| INSTRUCTIONS FOR THE TASK |
Print, please, the line that contains "Serialize everything readable" and each line after it to the end of the entries, unchanged and with nothing else.

| INPUT DATA |
┏━━
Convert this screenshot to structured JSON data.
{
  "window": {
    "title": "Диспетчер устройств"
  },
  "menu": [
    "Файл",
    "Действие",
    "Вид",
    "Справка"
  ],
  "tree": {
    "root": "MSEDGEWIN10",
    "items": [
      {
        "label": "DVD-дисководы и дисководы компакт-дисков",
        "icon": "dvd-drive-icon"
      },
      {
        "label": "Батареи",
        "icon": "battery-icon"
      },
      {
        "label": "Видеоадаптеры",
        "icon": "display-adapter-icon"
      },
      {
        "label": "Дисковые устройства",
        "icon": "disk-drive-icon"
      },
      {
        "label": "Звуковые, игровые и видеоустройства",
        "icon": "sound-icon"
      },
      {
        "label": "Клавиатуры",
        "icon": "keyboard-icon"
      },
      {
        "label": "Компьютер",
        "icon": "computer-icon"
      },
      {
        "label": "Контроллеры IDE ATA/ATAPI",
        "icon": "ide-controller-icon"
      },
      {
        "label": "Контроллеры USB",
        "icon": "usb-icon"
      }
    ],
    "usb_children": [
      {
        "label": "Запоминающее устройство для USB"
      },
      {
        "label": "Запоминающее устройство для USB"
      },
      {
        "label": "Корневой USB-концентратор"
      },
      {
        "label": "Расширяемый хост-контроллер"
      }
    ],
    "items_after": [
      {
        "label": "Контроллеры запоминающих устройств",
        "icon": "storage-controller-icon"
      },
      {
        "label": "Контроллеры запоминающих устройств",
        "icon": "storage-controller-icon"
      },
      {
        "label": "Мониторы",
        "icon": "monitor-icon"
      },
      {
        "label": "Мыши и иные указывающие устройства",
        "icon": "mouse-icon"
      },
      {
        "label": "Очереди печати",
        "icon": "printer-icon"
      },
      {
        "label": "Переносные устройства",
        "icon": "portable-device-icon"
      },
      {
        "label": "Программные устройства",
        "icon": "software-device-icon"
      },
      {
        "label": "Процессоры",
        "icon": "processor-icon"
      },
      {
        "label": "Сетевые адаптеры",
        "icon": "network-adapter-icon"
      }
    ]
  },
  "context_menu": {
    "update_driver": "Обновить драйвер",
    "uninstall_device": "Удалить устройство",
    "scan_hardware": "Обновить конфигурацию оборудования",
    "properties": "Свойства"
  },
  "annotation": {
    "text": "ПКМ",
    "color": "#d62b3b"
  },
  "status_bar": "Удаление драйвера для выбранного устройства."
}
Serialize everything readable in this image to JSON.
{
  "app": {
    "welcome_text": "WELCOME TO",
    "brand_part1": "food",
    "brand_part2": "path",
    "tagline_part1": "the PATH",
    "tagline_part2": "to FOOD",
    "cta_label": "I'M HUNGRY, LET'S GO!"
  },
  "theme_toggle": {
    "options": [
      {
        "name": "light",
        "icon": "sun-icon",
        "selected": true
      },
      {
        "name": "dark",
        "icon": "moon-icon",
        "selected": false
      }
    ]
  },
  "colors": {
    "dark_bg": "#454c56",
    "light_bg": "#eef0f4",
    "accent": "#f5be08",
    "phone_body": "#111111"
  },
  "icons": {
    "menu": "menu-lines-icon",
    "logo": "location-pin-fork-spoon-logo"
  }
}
┗━━
| RESULT |
Serialize everything readable in this image to JSON.
{
  "app": {
    "welcome_text": "WELCOME TO",
    "brand_part1": "food",
    "brand_part2": "path",
    "tagline_part1": "the PATH",
    "tagline_part2": "to FOOD",
    "cta_label": "I'M HUNGRY, LET'S GO!"
  },
  "theme_toggle": {
    "options": [
      {
        "name": "light",
        "icon": "sun-icon",
        "selected": true
      },
      {
        "name": "dark",
        "icon": "moon-icon",
        "selected": false
      }
    ]
  },
  "colors": {
    "dark_bg": "#454c56",
    "light_bg": "#eef0f4",
    "accent": "#f5be08",
    "phone_body": "#111111"
  },
  "icons": {
    "menu": "menu-lines-icon",
    "logo": "location-pin-fork-spoon-logo"
  }
}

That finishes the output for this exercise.